Start of THE INPUT
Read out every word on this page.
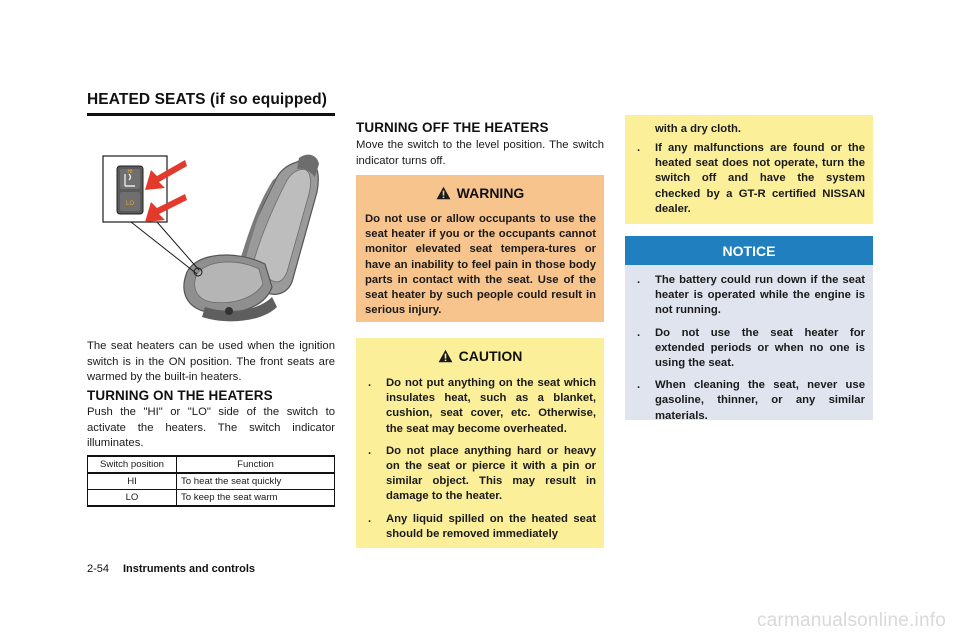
HEATED SEATS (if so equipped)
LO
HI

The seat heaters can be used when the ignition switch is in the ON position. The front seats are warmed by the built-in heaters.

TURNING ON THE HEATERS

Push the "HI" or "LO" side of the switch to activate the heaters. The switch indicator illuminates.

Switch position	Function
HI	To heat the seat quickly
LO	To keep the seat warm
TURNING OFF THE HEATERS

Move the switch to the level position. The switch indicator turns off.

WARNING

Do not use or allow occupants to use the seat heater if you or the occupants cannot monitor elevated seat tempera-tures or have an inability to feel pain in those body parts in contact with the seat. Use of the seat heater by such people could result in serious injury.

CAUTION
. Do not put anything on the seat which insulates heat, such as a blanket, cushion, seat cover, etc. Otherwise, the seat may become overheated.
. Do not place anything hard or heavy on the seat or pierce it with a pin or similar object. This may result in damage to the heater.
. Any liquid spilled on the heated seat should be removed immediately
with a dry cloth.
. If any malfunctions are found or the heated seat does not operate, turn the switch off and have the system checked by a GT-R certified NISSAN dealer.
NOTICE
. The battery could run down if the seat heater is operated while the engine is not running.
. Do not use the seat heater for extended periods or when no one is using the seat.
. When cleaning the seat, never use gasoline, thinner, or any similar materials.
2-54 Instruments and controls
carmanualsonline.info
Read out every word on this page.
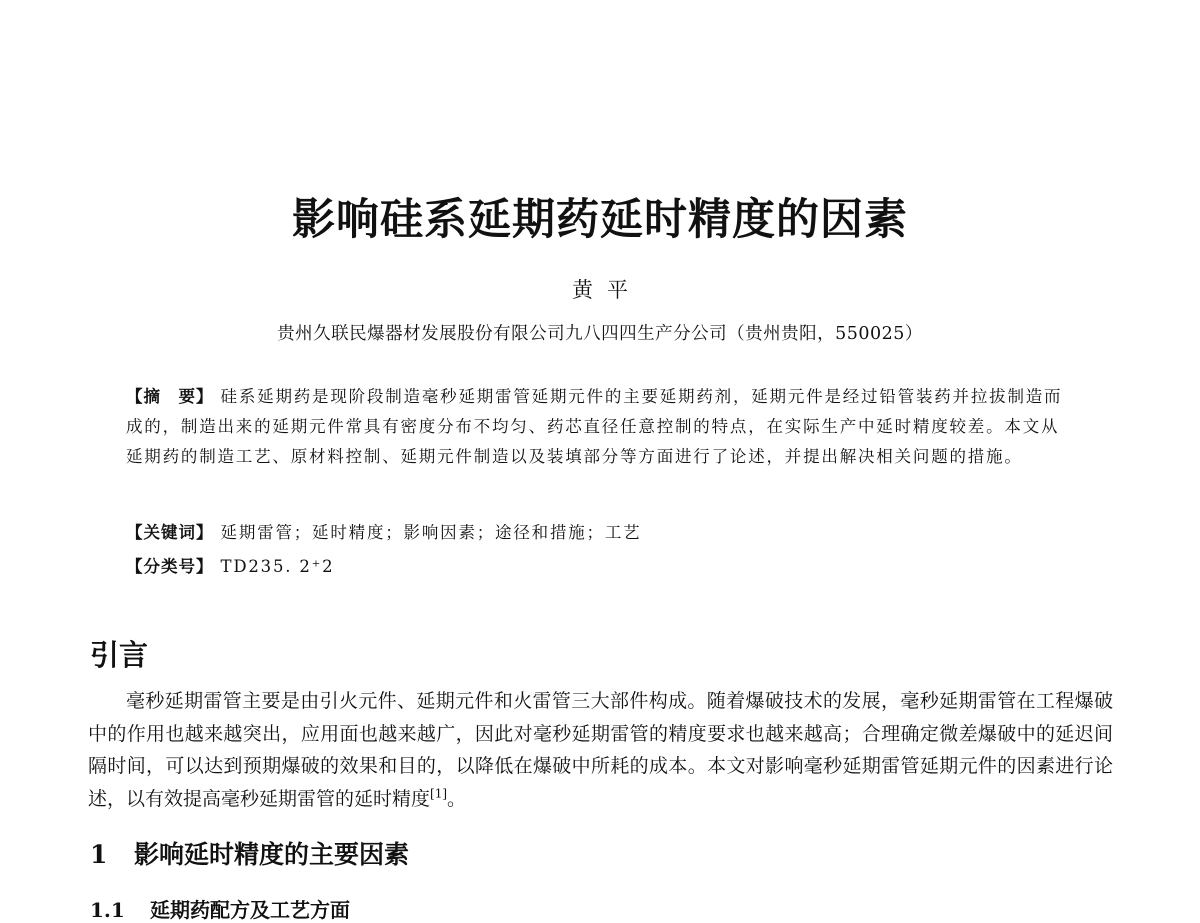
影响硅系延期药延时精度的因素
黄平
贵州久联民爆器材发展股份有限公司九八四四生产分公司（贵州贵阳，550025）
【摘　要】 硅系延期药是现阶段制造毫秒延期雷管延期元件的主要延期药剂，延期元件是经过铅管装药并拉拔制造而成的，制造出来的延期元件常具有密度分布不均匀、药芯直径任意控制的特点，在实际生产中延时精度较差。本文从延期药的制造工艺、原材料控制、延期元件制造以及装填部分等方面进行了论述，并提出解决相关问题的措施。
【关键词】 延期雷管；延时精度；影响因素；途径和措施；工艺
【分类号】 TD235. 2⁺2
引言
毫秒延期雷管主要是由引火元件、延期元件和火雷管三大部件构成。随着爆破技术的发展，毫秒延期雷管在工程爆破中的作用也越来越突出，应用面也越来越广，因此对毫秒延期雷管的精度要求也越来越高；合理确定微差爆破中的延迟间隔时间，可以达到预期爆破的效果和目的，以降低在爆破中所耗的成本。本文对影响毫秒延期雷管延期元件的因素进行论述，以有效提高毫秒延期雷管的延时精度[1]。
1 影响延时精度的主要因素
1.1 延期药配方及工艺方面
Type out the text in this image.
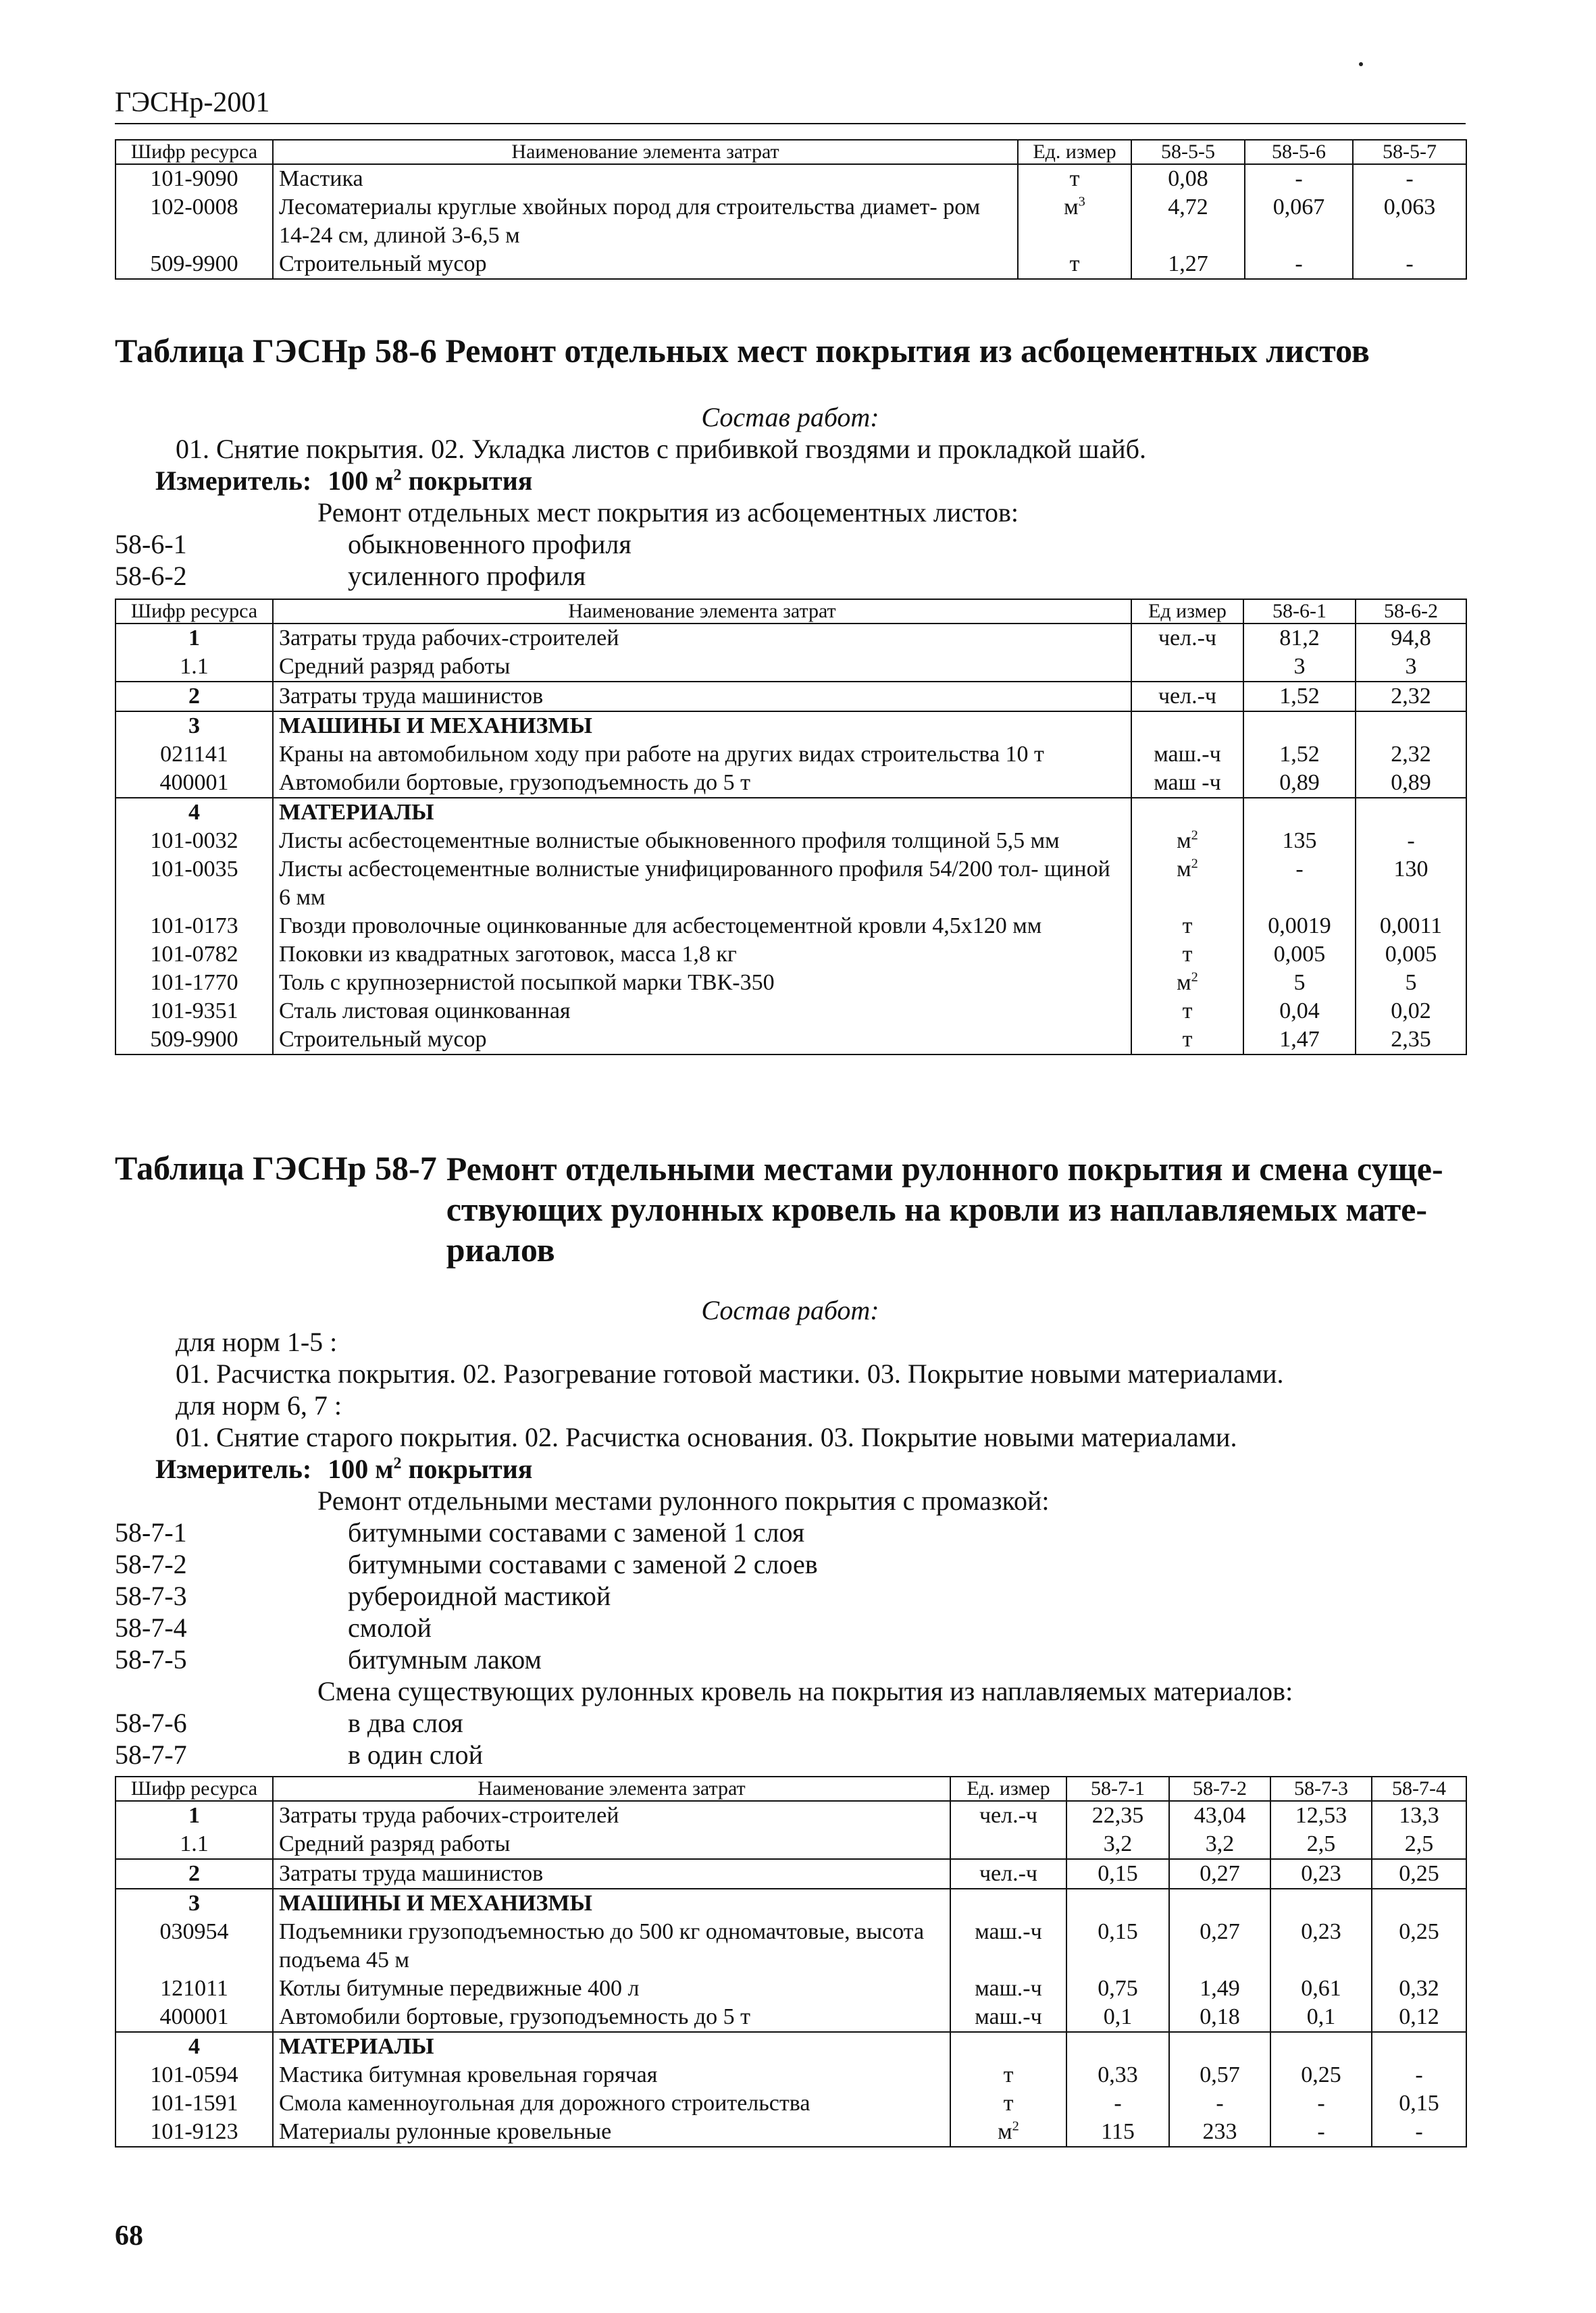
ГЭСНр-2001
Шифр ресурса	Наименование элемента затрат	Ед. измер	58-5-5	58-5-6	58-5-7
101-9090	Мастика	т	0,08	-	-
102-0008	Лесоматериалы круглые хвойных пород для строительства диамет- ром 14-24 см, длиной 3-6,5 м	$м^3$	4,72	0,067	0,063
509-9900	Строительный мусор	т	1,27	-	-
Таблица ГЭСНр 58-6 Ремонт отдельных мест покрытия из асбоцементных листов
Состав работ:
01. Снятие покрытия. 02. Укладка листов с прибивкой гвоздями и прокладкой шайб.
Измеритель: 100 $м^2$ покрытия
Ремонт отдельных мест покрытия из асбоцементных листов:
58-6-1	обыкновенного профиля
58-6-2	усиленного профиля
Шифр ресурса	Наименование элемента затрат	Ед измер	58-6-1	58-6-2
1	Затраты труда рабочих-строителей	чел.-ч	81,2	94,8
1.1	Средний разряд работы		3	3
2	Затраты труда машинистов	чел.-ч	1,52	2,32
3	МАШИНЫ И МЕХАНИЗМЫ			
021141	Краны на автомобильном ходу при работе на других видах строительства 10 т	маш.-ч	1,52	2,32
400001	Автомобили бортовые, грузоподъемность до 5 т	маш -ч	0,89	0,89
4	МАТЕРИАЛЫ			
101-0032	Листы асбестоцементные волнистые обыкновенного профиля толщиной 5,5 мм	$м^2$	135	-
101-0035	Листы асбестоцементные волнистые унифицированного профиля 54/200 тол- щиной 6 мм	$м^2$	-	130
101-0173	Гвозди проволочные оцинкованные для асбестоцементной кровли 4,5х120 мм	т	0,0019	0,0011
101-0782	Поковки из квадратных заготовок, масса 1,8 кг	т	0,005	0,005
101-1770	Толь с крупнозернистой посыпкой марки ТВК-350	$м^2$	5	5
101-9351	Сталь листовая оцинкованная	т	0,04	0,02
509-9900	Строительный мусор	т	1,47	2,35
Таблица ГЭСНр 58-7 Ремонт отдельными местами рулонного покрытия и смена суще- ствующих рулонных кровель на кровли из наплавляемых мате- риалов
Состав работ:
для норм 1-5 :
01. Расчистка покрытия. 02. Разогревание готовой мастики. 03. Покрытие новыми материалами.
для норм 6, 7 :
01. Снятие старого покрытия. 02. Расчистка основания. 03. Покрытие новыми материалами.
Измеритель: 100 $м^2$ покрытия
Ремонт отдельными местами рулонного покрытия с промазкой:
58-7-1	битумными составами с заменой 1 слоя
58-7-2	битумными составами с заменой 2 слоев
58-7-3	рубероидной мастикой
58-7-4	смолой
58-7-5	битумным лаком
Смена существующих рулонных кровель на покрытия из наплавляемых материалов:
58-7-6	в два слоя
58-7-7	в один слой
Шифр ресурса	Наименование элемента затрат	Ед. измер	58-7-1	58-7-2	58-7-3	58-7-4
1	Затраты труда рабочих-строителей	чел.-ч	22,35	43,04	12,53	13,3
1.1	Средний разряд работы		3,2	3,2	2,5	2,5
2	Затраты труда машинистов	чел.-ч	0,15	0,27	0,23	0,25
3	МАШИНЫ И МЕХАНИЗМЫ					
030954	Подъемники грузоподъемностью до 500 кг одномачтовые, высота подъема 45 м	маш.-ч	0,15	0,27	0,23	0,25
121011	Котлы битумные передвижные 400 л	маш.-ч	0,75	1,49	0,61	0,32
400001	Автомобили бортовые, грузоподъемность до 5 т	маш.-ч	0,1	0,18	0,1	0,12
4	МАТЕРИАЛЫ					
101-0594	Мастика битумная кровельная горячая	т	0,33	0,57	0,25	-
101-1591	Смола каменноугольная для дорожного строительства	т	-	-	-	0,15
101-9123	Материалы рулонные кровельные	$м^2$	115	233	-	-
68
End of THE INPUT
* [WHAT TO DO]
Restate the data above word for word. Do not include the images.

* [SOLUTION TO THIS TASK]
Read out every word on this page.
HEATED SEATS (if so equipped)
LO
HI

The seat heaters can be used when the ignition switch is in the ON position. The front seats are warmed by the built-in heaters.

TURNING ON THE HEATERS

Push the "HI" or "LO" side of the switch to activate the heaters. The switch indicator illuminates.

Switch position	Function
HI	To heat the seat quickly
LO	To keep the seat warm
TURNING OFF THE HEATERS

Move the switch to the level position. The switch indicator turns off.

WARNING

Do not use or allow occupants to use the seat heater if you or the occupants cannot monitor elevated seat tempera-tures or have an inability to feel pain in those body parts in contact with the seat. Use of the seat heater by such people could result in serious injury.

CAUTION
. Do not put anything on the seat which insulates heat, such as a blanket, cushion, seat cover, etc. Otherwise, the seat may become overheated.
. Do not place anything hard or heavy on the seat or pierce it with a pin or similar object. This may result in damage to the heater.
. Any liquid spilled on the heated seat should be removed immediately
with a dry cloth.
. If any malfunctions are found or the heated seat does not operate, turn the switch off and have the system checked by a GT-R certified NISSAN dealer.
NOTICE
. The battery could run down if the seat heater is operated while the engine is not running.
. Do not use the seat heater for extended periods or when no one is using the seat.
. When cleaning the seat, never use gasoline, thinner, or any similar materials.
2-54 Instruments and controls
carmanualsonline.info
Read out every word on this page.
影响硅系延期药延时精度的因素
黄平
贵州久联民爆器材发展股份有限公司九八四四生产分公司（贵州贵阳，550025）
【摘　要】 硅系延期药是现阶段制造毫秒延期雷管延期元件的主要延期药剂，延期元件是经过铅管装药并拉拔制造而成的，制造出来的延期元件常具有密度分布不均匀、药芯直径任意控制的特点，在实际生产中延时精度较差。本文从延期药的制造工艺、原材料控制、延期元件制造以及装填部分等方面进行了论述，并提出解决相关问题的措施。
【关键词】 延期雷管；延时精度；影响因素；途径和措施；工艺
【分类号】 TD235. 2⁺2
引言
毫秒延期雷管主要是由引火元件、延期元件和火雷管三大部件构成。随着爆破技术的发展，毫秒延期雷管在工程爆破中的作用也越来越突出，应用面也越来越广，因此对毫秒延期雷管的精度要求也越来越高；合理确定微差爆破中的延迟间隔时间，可以达到预期爆破的效果和目的，以降低在爆破中所耗的成本。本文对影响毫秒延期雷管延期元件的因素进行论述，以有效提高毫秒延期雷管的延时精度[1]。
1 影响延时精度的主要因素
1.1 延期药配方及工艺方面
Type out the text in this image.
ГЭСНр-2001
Шифр ресурса	Наименование элемента затрат	Ед. измер	58-5-5	58-5-6	58-5-7
101-9090	Мастика	т	0,08	-	-
102-0008	Лесоматериалы круглые хвойных пород для строительства диамет- ром 14-24 см, длиной 3-6,5 м	$м^3$	4,72	0,067	0,063
509-9900	Строительный мусор	т	1,27	-	-
Таблица ГЭСНр 58-6 Ремонт отдельных мест покрытия из асбоцементных листов
Состав работ:
01. Снятие покрытия. 02. Укладка листов с прибивкой гвоздями и прокладкой шайб.
Измеритель: 100 $м^2$ покрытия
Ремонт отдельных мест покрытия из асбоцементных листов:
58-6-1	обыкновенного профиля
58-6-2	усиленного профиля
Шифр ресурса	Наименование элемента затрат	Ед измер	58-6-1	58-6-2
1	Затраты труда рабочих-строителей	чел.-ч	81,2	94,8
1.1	Средний разряд работы		3	3
2	Затраты труда машинистов	чел.-ч	1,52	2,32
3	МАШИНЫ И МЕХАНИЗМЫ			
021141	Краны на автомобильном ходу при работе на других видах строительства 10 т	маш.-ч	1,52	2,32
400001	Автомобили бортовые, грузоподъемность до 5 т	маш -ч	0,89	0,89
4	МАТЕРИАЛЫ			
101-0032	Листы асбестоцементные волнистые обыкновенного профиля толщиной 5,5 мм	$м^2$	135	-
101-0035	Листы асбестоцементные волнистые унифицированного профиля 54/200 тол- щиной 6 мм	$м^2$	-	130
101-0173	Гвозди проволочные оцинкованные для асбестоцементной кровли 4,5х120 мм	т	0,0019	0,0011
101-0782	Поковки из квадратных заготовок, масса 1,8 кг	т	0,005	0,005
101-1770	Толь с крупнозернистой посыпкой марки ТВК-350	$м^2$	5	5
101-9351	Сталь листовая оцинкованная	т	0,04	0,02
509-9900	Строительный мусор	т	1,47	2,35
Таблица ГЭСНр 58-7 Ремонт отдельными местами рулонного покрытия и смена суще- ствующих рулонных кровель на кровли из наплавляемых мате- риалов
Состав работ:
для норм 1-5 :
01. Расчистка покрытия. 02. Разогревание готовой мастики. 03. Покрытие новыми материалами.
для норм 6, 7 :
01. Снятие старого покрытия. 02. Расчистка основания. 03. Покрытие новыми материалами.
Измеритель: 100 $м^2$ покрытия
Ремонт отдельными местами рулонного покрытия с промазкой:
58-7-1	битумными составами с заменой 1 слоя
58-7-2	битумными составами с заменой 2 слоев
58-7-3	рубероидной мастикой
58-7-4	смолой
58-7-5	битумным лаком
Смена существующих рулонных кровель на покрытия из наплавляемых материалов:
58-7-6	в два слоя
58-7-7	в один слой
Шифр ресурса	Наименование элемента затрат	Ед. измер	58-7-1	58-7-2	58-7-3	58-7-4
1	Затраты труда рабочих-строителей	чел.-ч	22,35	43,04	12,53	13,3
1.1	Средний разряд работы		3,2	3,2	2,5	2,5
2	Затраты труда машинистов	чел.-ч	0,15	0,27	0,23	0,25
3	МАШИНЫ И МЕХАНИЗМЫ					
030954	Подъемники грузоподъемностью до 500 кг одномачтовые, высота подъема 45 м	маш.-ч	0,15	0,27	0,23	0,25
121011	Котлы битумные передвижные 400 л	маш.-ч	0,75	1,49	0,61	0,32
400001	Автомобили бортовые, грузоподъемность до 5 т	маш.-ч	0,1	0,18	0,1	0,12
4	МАТЕРИАЛЫ					
101-0594	Мастика битумная кровельная горячая	т	0,33	0,57	0,25	-
101-1591	Смола каменноугольная для дорожного строительства	т	-	-	-	0,15
101-9123	Материалы рулонные кровельные	$м^2$	115	233	-	-
68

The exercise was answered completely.